### INSTRUCTIONS TO FOLLOW
Out of the lines below, please list those that hold the string "date".

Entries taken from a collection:

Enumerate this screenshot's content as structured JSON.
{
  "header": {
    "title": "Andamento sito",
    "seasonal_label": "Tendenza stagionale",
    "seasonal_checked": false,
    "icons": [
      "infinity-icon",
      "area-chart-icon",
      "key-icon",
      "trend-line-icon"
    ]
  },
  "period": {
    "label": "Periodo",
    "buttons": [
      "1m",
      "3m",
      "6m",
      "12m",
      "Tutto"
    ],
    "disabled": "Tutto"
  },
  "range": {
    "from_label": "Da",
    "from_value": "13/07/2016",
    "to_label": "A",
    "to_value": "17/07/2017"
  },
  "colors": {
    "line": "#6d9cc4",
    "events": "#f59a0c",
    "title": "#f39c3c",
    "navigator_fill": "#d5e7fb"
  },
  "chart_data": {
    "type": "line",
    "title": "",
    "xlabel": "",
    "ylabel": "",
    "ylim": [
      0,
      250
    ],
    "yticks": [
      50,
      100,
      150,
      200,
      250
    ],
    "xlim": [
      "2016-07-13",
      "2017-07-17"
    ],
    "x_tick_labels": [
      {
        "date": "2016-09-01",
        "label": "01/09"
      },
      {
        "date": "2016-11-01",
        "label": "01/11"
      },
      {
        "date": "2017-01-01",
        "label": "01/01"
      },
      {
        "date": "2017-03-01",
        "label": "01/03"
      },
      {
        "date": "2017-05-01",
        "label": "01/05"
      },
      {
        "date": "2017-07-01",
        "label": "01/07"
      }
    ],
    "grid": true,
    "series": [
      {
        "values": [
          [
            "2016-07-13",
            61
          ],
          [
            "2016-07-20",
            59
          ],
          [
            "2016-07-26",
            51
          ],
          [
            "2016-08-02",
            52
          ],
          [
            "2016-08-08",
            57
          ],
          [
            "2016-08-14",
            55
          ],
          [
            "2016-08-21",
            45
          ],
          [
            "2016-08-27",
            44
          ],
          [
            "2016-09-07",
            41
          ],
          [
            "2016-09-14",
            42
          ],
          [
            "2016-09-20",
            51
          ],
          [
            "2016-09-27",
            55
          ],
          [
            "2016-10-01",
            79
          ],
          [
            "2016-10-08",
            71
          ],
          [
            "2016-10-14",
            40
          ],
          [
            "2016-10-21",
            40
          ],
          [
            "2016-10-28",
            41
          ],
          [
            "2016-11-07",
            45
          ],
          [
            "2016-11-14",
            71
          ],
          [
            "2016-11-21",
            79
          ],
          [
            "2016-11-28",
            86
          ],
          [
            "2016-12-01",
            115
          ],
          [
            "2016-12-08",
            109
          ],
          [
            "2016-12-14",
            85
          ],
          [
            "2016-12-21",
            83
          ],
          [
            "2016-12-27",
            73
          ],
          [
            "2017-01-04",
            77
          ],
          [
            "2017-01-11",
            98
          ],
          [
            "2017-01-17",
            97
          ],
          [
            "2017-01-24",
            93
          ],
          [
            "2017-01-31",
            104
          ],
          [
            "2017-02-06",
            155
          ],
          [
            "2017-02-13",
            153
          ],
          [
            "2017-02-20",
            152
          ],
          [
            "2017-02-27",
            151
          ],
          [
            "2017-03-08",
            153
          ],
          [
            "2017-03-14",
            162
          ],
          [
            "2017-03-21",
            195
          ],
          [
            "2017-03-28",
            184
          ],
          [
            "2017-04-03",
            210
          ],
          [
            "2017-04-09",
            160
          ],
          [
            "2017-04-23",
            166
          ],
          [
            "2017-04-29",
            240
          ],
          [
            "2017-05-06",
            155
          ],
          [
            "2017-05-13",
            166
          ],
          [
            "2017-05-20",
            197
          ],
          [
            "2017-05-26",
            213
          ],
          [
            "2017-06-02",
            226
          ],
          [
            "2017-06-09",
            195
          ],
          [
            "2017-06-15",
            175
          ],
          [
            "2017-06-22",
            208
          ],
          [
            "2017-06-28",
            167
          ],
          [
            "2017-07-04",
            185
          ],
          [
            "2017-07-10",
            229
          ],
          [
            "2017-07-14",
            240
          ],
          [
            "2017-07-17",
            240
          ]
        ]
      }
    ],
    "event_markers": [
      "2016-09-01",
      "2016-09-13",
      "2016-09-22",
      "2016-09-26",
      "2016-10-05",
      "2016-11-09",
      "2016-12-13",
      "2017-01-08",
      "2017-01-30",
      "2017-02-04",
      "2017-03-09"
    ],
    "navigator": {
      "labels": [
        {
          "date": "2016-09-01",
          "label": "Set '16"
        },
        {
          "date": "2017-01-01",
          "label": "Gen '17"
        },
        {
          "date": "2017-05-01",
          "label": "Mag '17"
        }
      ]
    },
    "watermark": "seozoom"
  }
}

### FINISHED EXERCISE
        "date": "2016-09-01",
        "date": "2016-11-01",
        "date": "2017-01-01",
        "date": "2017-03-01",
        "date": "2017-05-01",
        "date": "2017-07-01",
          "date": "2016-09-01",
          "date": "2017-01-01",
          "date": "2017-05-01",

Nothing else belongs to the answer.